(Data entries)
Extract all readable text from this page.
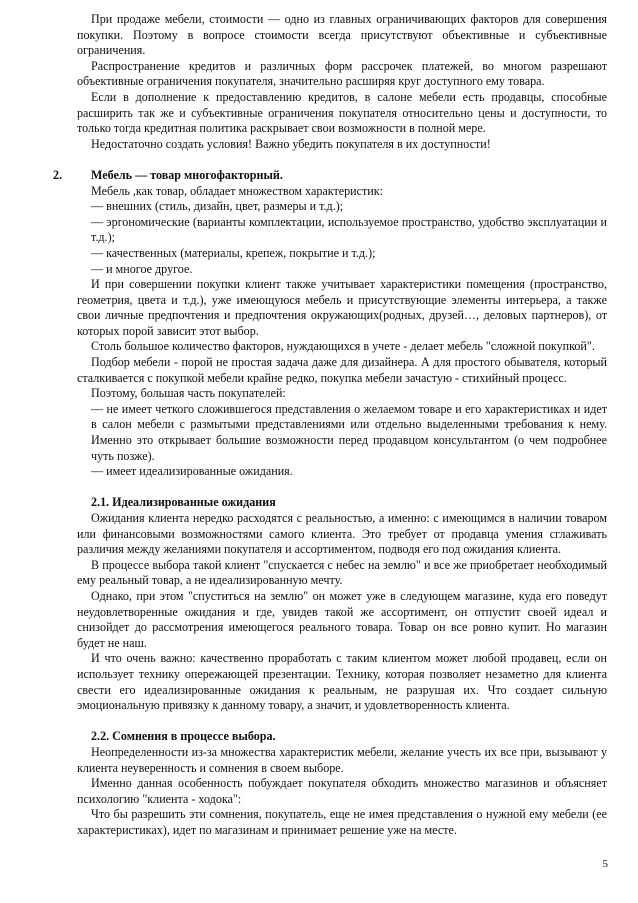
При продаже мебели, стоимости — одно из главных ограничивающих факторов для совершения покупки. Поэтому в вопросе стоимости всегда присутствуют объективные и субъективные ограничения.

Распространение кредитов и различных форм рассрочек платежей, во многом разрешают объективные ограничения покупателя, значительно расширяя круг доступного ему товара.

Если в дополнение к предоставлению кредитов, в салоне мебели есть продавцы, способные расширить так же и субъективные ограничения покупателя относительно цены и доступности, то только тогда кредитная политика раскрывает свои возможности в полной мере.

Недостаточно создать условия! Важно убедить покупателя в их доступности!

2.	Мебель — товар многофакторный.

Мебель ,как товар, обладает множеством характеристик:

— внешних (стиль, дизайн, цвет, размеры и т.д.);

— эргономические (варианты комплектации, используемое пространство, удобство эксплуатации и т.д.);

— качественных (материалы, крепеж, покрытие и т.д.);

— и многое другое.

И при совершении покупки клиент также учитывает характеристики помещения (пространство, геометрия, цвета и т.д.), уже имеющуюся мебель и присутствующие элементы интерьера, а также свои личные предпочтения и предпочтения окружающих(родных, друзей…, деловых партнеров), от которых порой зависит этот выбор.

Столь большое количество факторов, нуждающихся в учете - делает мебель "сложной покупкой".

Подбор мебели - порой не простая задача даже для дизайнера. А для простого обывателя, который сталкивается с покупкой мебели крайне редко, покупка мебели зачастую - стихийный процесс.

Поэтому, большая часть покупателей:

— не имеет четкого сложившегося представления о желаемом товаре и его характеристиках и идет в салон мебели с размытыми представлениями или отдельно выделенными требования к нему. Именно это открывает большие возможности перед продавцом консультантом (о чем подробнее чуть позже).

— имеет идеализированные ожидания.

2.1. Идеализированные ожидания

Ожидания клиента нередко расходятся с реальностью, а именно: с имеющимся в наличии товаром или финансовыми возможностями самого клиента. Это требует от продавца умения сглаживать различия между желаниями покупателя и ассортиментом, подводя его под ожидания клиента.

В процессе выбора такой клиент "спускается с небес на землю" и все же приобретает необходимый ему реальный товар, а не идеализированную мечту.

Однако, при этом "спуститься на землю" он может уже в следующем магазине, куда его поведут неудовлетворенные ожидания и где, увидев такой же ассортимент, он отпустит своей идеал и снизойдет до рассмотрения имеющегося реального товара. Товар он все ровно купит. Но магазин будет не наш.

И что очень важно: качественно проработать с таким клиентом может любой продавец, если он использует технику опережающей презентации. Технику, которая позволяет незаметно для клиента свести его идеализированные ожидания к реальным, не разрушая их. Что создает сильную эмоциональную привязку к данному товару, а значит, и удовлетворенность клиента.

2.2. Сомнения в процессе выбора.

Неопределенности из-за множества характеристик мебели, желание учесть их все при, вызывают у клиента неуверенность и сомнения в своем выборе.

Именно данная особенность побуждает покупателя обходить множество магазинов и объясняет психологию "клиента - ходока":

Что бы разрешить эти сомнения, покупатель, еще не имея представления о нужной ему мебели (ее характеристиках), идет по магазинам и принимает решение уже на месте.

5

**Work to complete:** Give the material again exactly as it is, but keep the pictures out.

**Full solution:**
Extract all readable text from this page.
При продаже мебели, стоимости — одно из главных ограничивающих факторов для совершения покупки. Поэтому в вопросе стоимости всегда присутствуют объективные и субъективные ограничения.

Распространение кредитов и различных форм рассрочек платежей, во многом разрешают объективные ограничения покупателя, значительно расширяя круг доступного ему товара.

Если в дополнение к предоставлению кредитов, в салоне мебели есть продавцы, способные расширить так же и субъективные ограничения покупателя относительно цены и доступности, то только тогда кредитная политика раскрывает свои возможности в полной мере.

Недостаточно создать условия! Важно убедить покупателя в их доступности!

2.	Мебель — товар многофакторный.

Мебель ,как товар, обладает множеством характеристик:

— внешних (стиль, дизайн, цвет, размеры и т.д.);

— эргономические (варианты комплектации, используемое пространство, удобство эксплуатации и т.д.);

— качественных (материалы, крепеж, покрытие и т.д.);

— и многое другое.

И при совершении покупки клиент также учитывает характеристики помещения (пространство, геометрия, цвета и т.д.), уже имеющуюся мебель и присутствующие элементы интерьера, а также свои личные предпочтения и предпочтения окружающих(родных, друзей…, деловых партнеров), от которых порой зависит этот выбор.

Столь большое количество факторов, нуждающихся в учете - делает мебель "сложной покупкой".

Подбор мебели - порой не простая задача даже для дизайнера. А для простого обывателя, который сталкивается с покупкой мебели крайне редко, покупка мебели зачастую - стихийный процесс.

Поэтому, большая часть покупателей:

— не имеет четкого сложившегося представления о желаемом товаре и его характеристиках и идет в салон мебели с размытыми представлениями или отдельно выделенными требования к нему. Именно это открывает большие возможности перед продавцом консультантом (о чем подробнее чуть позже).

— имеет идеализированные ожидания.

2.1. Идеализированные ожидания

Ожидания клиента нередко расходятся с реальностью, а именно: с имеющимся в наличии товаром или финансовыми возможностями самого клиента. Это требует от продавца умения сглаживать различия между желаниями покупателя и ассортиментом, подводя его под ожидания клиента.

В процессе выбора такой клиент "спускается с небес на землю" и все же приобретает необходимый ему реальный товар, а не идеализированную мечту.

Однако, при этом "спуститься на землю" он может уже в следующем магазине, куда его поведут неудовлетворенные ожидания и где, увидев такой же ассортимент, он отпустит своей идеал и снизойдет до рассмотрения имеющегося реального товара. Товар он все ровно купит. Но магазин будет не наш.

И что очень важно: качественно проработать с таким клиентом может любой продавец, если он использует технику опережающей презентации. Технику, которая позволяет незаметно для клиента свести его идеализированные ожидания к реальным, не разрушая их. Что создает сильную эмоциональную привязку к данному товару, а значит, и удовлетворенность клиента.

2.2. Сомнения в процессе выбора.

Неопределенности из-за множества характеристик мебели, желание учесть их все при, вызывают у клиента неуверенность и сомнения в своем выборе.

Именно данная особенность побуждает покупателя обходить множество магазинов и объясняет психологию "клиента - ходока":

Что бы разрешить эти сомнения, покупатель, еще не имея представления о нужной ему мебели (ее характеристиках), идет по магазинам и принимает решение уже на месте.

5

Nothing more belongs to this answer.